◆ Given request ◆
All material below is to be reproduced exactly.
══════
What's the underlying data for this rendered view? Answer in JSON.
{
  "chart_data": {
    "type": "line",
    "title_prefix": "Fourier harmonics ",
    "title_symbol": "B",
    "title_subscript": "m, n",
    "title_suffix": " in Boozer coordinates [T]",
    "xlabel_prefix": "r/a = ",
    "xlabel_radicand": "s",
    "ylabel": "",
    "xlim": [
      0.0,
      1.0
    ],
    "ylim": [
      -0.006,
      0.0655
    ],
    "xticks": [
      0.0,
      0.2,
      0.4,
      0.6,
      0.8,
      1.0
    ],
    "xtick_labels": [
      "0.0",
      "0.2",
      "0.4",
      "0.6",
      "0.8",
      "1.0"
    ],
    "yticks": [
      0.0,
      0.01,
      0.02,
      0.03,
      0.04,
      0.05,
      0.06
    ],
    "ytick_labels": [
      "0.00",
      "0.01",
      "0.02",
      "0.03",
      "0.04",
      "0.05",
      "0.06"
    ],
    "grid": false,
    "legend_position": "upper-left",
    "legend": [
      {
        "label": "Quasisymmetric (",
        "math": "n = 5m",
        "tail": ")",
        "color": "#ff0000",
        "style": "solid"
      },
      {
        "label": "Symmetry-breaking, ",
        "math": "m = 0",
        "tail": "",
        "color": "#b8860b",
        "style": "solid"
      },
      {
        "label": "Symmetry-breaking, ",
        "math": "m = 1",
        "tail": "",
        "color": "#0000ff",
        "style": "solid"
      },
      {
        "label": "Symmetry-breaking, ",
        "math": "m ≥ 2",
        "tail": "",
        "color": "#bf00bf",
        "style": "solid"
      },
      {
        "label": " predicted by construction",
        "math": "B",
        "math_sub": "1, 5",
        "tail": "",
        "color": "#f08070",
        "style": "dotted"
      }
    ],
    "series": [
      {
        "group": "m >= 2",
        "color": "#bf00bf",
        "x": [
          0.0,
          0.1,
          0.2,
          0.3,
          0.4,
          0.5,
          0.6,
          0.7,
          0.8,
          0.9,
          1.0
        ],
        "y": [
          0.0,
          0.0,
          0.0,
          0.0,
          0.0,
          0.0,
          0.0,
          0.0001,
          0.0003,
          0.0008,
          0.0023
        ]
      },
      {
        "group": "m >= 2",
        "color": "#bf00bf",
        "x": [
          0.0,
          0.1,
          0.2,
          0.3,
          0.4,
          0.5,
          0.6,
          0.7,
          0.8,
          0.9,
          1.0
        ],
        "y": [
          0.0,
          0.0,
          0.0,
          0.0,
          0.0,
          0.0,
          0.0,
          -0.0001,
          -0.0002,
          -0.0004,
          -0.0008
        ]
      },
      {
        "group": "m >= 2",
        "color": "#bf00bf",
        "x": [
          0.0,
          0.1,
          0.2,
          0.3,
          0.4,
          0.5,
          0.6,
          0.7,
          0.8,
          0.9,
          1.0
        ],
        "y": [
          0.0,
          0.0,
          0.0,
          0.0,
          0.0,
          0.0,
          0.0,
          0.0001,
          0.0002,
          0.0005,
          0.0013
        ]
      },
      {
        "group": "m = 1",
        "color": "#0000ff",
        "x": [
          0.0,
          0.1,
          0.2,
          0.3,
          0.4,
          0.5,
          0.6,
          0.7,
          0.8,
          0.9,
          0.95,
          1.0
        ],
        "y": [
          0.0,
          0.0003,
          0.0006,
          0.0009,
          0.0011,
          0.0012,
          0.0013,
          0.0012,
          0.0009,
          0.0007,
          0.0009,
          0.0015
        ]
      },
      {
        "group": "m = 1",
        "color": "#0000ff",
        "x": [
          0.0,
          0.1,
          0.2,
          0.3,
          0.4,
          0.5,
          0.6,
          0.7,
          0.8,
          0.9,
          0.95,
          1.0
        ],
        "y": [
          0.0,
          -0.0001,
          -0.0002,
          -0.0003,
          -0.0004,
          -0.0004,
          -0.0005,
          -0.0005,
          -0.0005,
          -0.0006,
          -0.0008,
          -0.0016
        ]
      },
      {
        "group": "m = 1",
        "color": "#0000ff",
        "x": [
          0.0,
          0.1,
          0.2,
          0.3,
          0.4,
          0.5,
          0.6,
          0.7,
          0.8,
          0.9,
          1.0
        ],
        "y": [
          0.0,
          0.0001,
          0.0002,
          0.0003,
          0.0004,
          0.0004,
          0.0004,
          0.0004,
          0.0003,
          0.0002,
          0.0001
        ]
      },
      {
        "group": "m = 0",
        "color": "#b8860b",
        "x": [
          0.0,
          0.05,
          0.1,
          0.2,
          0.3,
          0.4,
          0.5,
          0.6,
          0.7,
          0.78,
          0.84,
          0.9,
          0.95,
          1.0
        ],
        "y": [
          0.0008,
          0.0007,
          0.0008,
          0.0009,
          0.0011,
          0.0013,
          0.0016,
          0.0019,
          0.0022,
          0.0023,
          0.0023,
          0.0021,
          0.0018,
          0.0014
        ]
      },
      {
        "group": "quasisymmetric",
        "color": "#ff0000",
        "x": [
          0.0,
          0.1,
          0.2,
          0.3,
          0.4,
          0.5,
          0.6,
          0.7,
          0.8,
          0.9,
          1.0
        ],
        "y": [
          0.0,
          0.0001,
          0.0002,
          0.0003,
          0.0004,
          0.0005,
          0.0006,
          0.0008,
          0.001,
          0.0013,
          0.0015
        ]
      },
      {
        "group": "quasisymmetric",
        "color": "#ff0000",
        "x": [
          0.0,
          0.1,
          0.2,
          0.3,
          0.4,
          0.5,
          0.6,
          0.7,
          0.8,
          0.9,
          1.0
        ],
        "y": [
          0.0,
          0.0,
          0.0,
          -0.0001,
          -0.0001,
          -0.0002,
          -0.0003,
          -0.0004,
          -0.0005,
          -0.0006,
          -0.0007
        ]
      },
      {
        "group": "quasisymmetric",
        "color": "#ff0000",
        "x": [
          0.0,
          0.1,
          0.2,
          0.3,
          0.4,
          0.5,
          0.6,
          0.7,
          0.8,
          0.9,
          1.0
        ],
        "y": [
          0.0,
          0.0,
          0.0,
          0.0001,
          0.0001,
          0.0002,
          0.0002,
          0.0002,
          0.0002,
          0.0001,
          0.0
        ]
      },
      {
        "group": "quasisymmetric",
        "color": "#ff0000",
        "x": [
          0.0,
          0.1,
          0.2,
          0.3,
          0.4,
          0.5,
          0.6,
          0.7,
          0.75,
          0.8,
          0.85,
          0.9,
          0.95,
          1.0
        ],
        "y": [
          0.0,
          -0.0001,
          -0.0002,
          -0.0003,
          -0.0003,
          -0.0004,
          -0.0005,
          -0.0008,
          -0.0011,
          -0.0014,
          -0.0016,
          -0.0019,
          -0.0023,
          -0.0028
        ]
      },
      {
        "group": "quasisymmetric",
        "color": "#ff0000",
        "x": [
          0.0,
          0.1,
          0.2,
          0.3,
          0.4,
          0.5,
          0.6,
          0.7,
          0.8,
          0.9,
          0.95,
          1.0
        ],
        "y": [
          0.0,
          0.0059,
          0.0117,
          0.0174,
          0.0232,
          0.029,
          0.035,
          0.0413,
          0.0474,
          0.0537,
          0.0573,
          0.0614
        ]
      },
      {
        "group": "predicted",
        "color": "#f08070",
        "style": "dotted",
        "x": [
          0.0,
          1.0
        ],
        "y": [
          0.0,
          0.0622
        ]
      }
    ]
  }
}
══════
◆ Written solution ◆
What's the underlying data for this rendered view? Answer in JSON.
{
  "chart_data": {
    "type": "line",
    "title_prefix": "Fourier harmonics ",
    "title_symbol": "B",
    "title_subscript": "m, n",
    "title_suffix": " in Boozer coordinates [T]",
    "xlabel_prefix": "r/a = ",
    "xlabel_radicand": "s",
    "ylabel": "",
    "xlim": [
      0.0,
      1.0
    ],
    "ylim": [
      -0.006,
      0.0655
    ],
    "xticks": [
      0.0,
      0.2,
      0.4,
      0.6,
      0.8,
      1.0
    ],
    "xtick_labels": [
      "0.0",
      "0.2",
      "0.4",
      "0.6",
      "0.8",
      "1.0"
    ],
    "yticks": [
      0.0,
      0.01,
      0.02,
      0.03,
      0.04,
      0.05,
      0.06
    ],
    "ytick_labels": [
      "0.00",
      "0.01",
      "0.02",
      "0.03",
      "0.04",
      "0.05",
      "0.06"
    ],
    "grid": false,
    "legend_position": "upper-left",
    "legend": [
      {
        "label": "Quasisymmetric (",
        "math": "n = 5m",
        "tail": ")",
        "color": "#ff0000",
        "style": "solid"
      },
      {
        "label": "Symmetry-breaking, ",
        "math": "m = 0",
        "tail": "",
        "color": "#b8860b",
        "style": "solid"
      },
      {
        "label": "Symmetry-breaking, ",
        "math": "m = 1",
        "tail": "",
        "color": "#0000ff",
        "style": "solid"
      },
      {
        "label": "Symmetry-breaking, ",
        "math": "m ≥ 2",
        "tail": "",
        "color": "#bf00bf",
        "style": "solid"
      },
      {
        "label": " predicted by construction",
        "math": "B",
        "math_sub": "1, 5",
        "tail": "",
        "color": "#f08070",
        "style": "dotted"
      }
    ],
    "series": [
      {
        "group": "m >= 2",
        "color": "#bf00bf",
        "x": [
          0.0,
          0.1,
          0.2,
          0.3,
          0.4,
          0.5,
          0.6,
          0.7,
          0.8,
          0.9,
          1.0
        ],
        "y": [
          0.0,
          0.0,
          0.0,
          0.0,
          0.0,
          0.0,
          0.0,
          0.0001,
          0.0003,
          0.0008,
          0.0023
        ]
      },
      {
        "group": "m >= 2",
        "color": "#bf00bf",
        "x": [
          0.0,
          0.1,
          0.2,
          0.3,
          0.4,
          0.5,
          0.6,
          0.7,
          0.8,
          0.9,
          1.0
        ],
        "y": [
          0.0,
          0.0,
          0.0,
          0.0,
          0.0,
          0.0,
          0.0,
          -0.0001,
          -0.0002,
          -0.0004,
          -0.0008
        ]
      },
      {
        "group": "m >= 2",
        "color": "#bf00bf",
        "x": [
          0.0,
          0.1,
          0.2,
          0.3,
          0.4,
          0.5,
          0.6,
          0.7,
          0.8,
          0.9,
          1.0
        ],
        "y": [
          0.0,
          0.0,
          0.0,
          0.0,
          0.0,
          0.0,
          0.0,
          0.0001,
          0.0002,
          0.0005,
          0.0013
        ]
      },
      {
        "group": "m = 1",
        "color": "#0000ff",
        "x": [
          0.0,
          0.1,
          0.2,
          0.3,
          0.4,
          0.5,
          0.6,
          0.7,
          0.8,
          0.9,
          0.95,
          1.0
        ],
        "y": [
          0.0,
          0.0003,
          0.0006,
          0.0009,
          0.0011,
          0.0012,
          0.0013,
          0.0012,
          0.0009,
          0.0007,
          0.0009,
          0.0015
        ]
      },
      {
        "group": "m = 1",
        "color": "#0000ff",
        "x": [
          0.0,
          0.1,
          0.2,
          0.3,
          0.4,
          0.5,
          0.6,
          0.7,
          0.8,
          0.9,
          0.95,
          1.0
        ],
        "y": [
          0.0,
          -0.0001,
          -0.0002,
          -0.0003,
          -0.0004,
          -0.0004,
          -0.0005,
          -0.0005,
          -0.0005,
          -0.0006,
          -0.0008,
          -0.0016
        ]
      },
      {
        "group": "m = 1",
        "color": "#0000ff",
        "x": [
          0.0,
          0.1,
          0.2,
          0.3,
          0.4,
          0.5,
          0.6,
          0.7,
          0.8,
          0.9,
          1.0
        ],
        "y": [
          0.0,
          0.0001,
          0.0002,
          0.0003,
          0.0004,
          0.0004,
          0.0004,
          0.0004,
          0.0003,
          0.0002,
          0.0001
        ]
      },
      {
        "group": "m = 0",
        "color": "#b8860b",
        "x": [
          0.0,
          0.05,
          0.1,
          0.2,
          0.3,
          0.4,
          0.5,
          0.6,
          0.7,
          0.78,
          0.84,
          0.9,
          0.95,
          1.0
        ],
        "y": [
          0.0008,
          0.0007,
          0.0008,
          0.0009,
          0.0011,
          0.0013,
          0.0016,
          0.0019,
          0.0022,
          0.0023,
          0.0023,
          0.0021,
          0.0018,
          0.0014
        ]
      },
      {
        "group": "quasisymmetric",
        "color": "#ff0000",
        "x": [
          0.0,
          0.1,
          0.2,
          0.3,
          0.4,
          0.5,
          0.6,
          0.7,
          0.8,
          0.9,
          1.0
        ],
        "y": [
          0.0,
          0.0001,
          0.0002,
          0.0003,
          0.0004,
          0.0005,
          0.0006,
          0.0008,
          0.001,
          0.0013,
          0.0015
        ]
      },
      {
        "group": "quasisymmetric",
        "color": "#ff0000",
        "x": [
          0.0,
          0.1,
          0.2,
          0.3,
          0.4,
          0.5,
          0.6,
          0.7,
          0.8,
          0.9,
          1.0
        ],
        "y": [
          0.0,
          0.0,
          0.0,
          -0.0001,
          -0.0001,
          -0.0002,
          -0.0003,
          -0.0004,
          -0.0005,
          -0.0006,
          -0.0007
        ]
      },
      {
        "group": "quasisymmetric",
        "color": "#ff0000",
        "x": [
          0.0,
          0.1,
          0.2,
          0.3,
          0.4,
          0.5,
          0.6,
          0.7,
          0.8,
          0.9,
          1.0
        ],
        "y": [
          0.0,
          0.0,
          0.0,
          0.0001,
          0.0001,
          0.0002,
          0.0002,
          0.0002,
          0.0002,
          0.0001,
          0.0
        ]
      },
      {
        "group": "quasisymmetric",
        "color": "#ff0000",
        "x": [
          0.0,
          0.1,
          0.2,
          0.3,
          0.4,
          0.5,
          0.6,
          0.7,
          0.75,
          0.8,
          0.85,
          0.9,
          0.95,
          1.0
        ],
        "y": [
          0.0,
          -0.0001,
          -0.0002,
          -0.0003,
          -0.0003,
          -0.0004,
          -0.0005,
          -0.0008,
          -0.0011,
          -0.0014,
          -0.0016,
          -0.0019,
          -0.0023,
          -0.0028
        ]
      },
      {
        "group": "quasisymmetric",
        "color": "#ff0000",
        "x": [
          0.0,
          0.1,
          0.2,
          0.3,
          0.4,
          0.5,
          0.6,
          0.7,
          0.8,
          0.9,
          0.95,
          1.0
        ],
        "y": [
          0.0,
          0.0059,
          0.0117,
          0.0174,
          0.0232,
          0.029,
          0.035,
          0.0413,
          0.0474,
          0.0537,
          0.0573,
          0.0614
        ]
      },
      {
        "group": "predicted",
        "color": "#f08070",
        "style": "dotted",
        "x": [
          0.0,
          1.0
        ],
        "y": [
          0.0,
          0.0622
        ]
      }
    ]
  }
}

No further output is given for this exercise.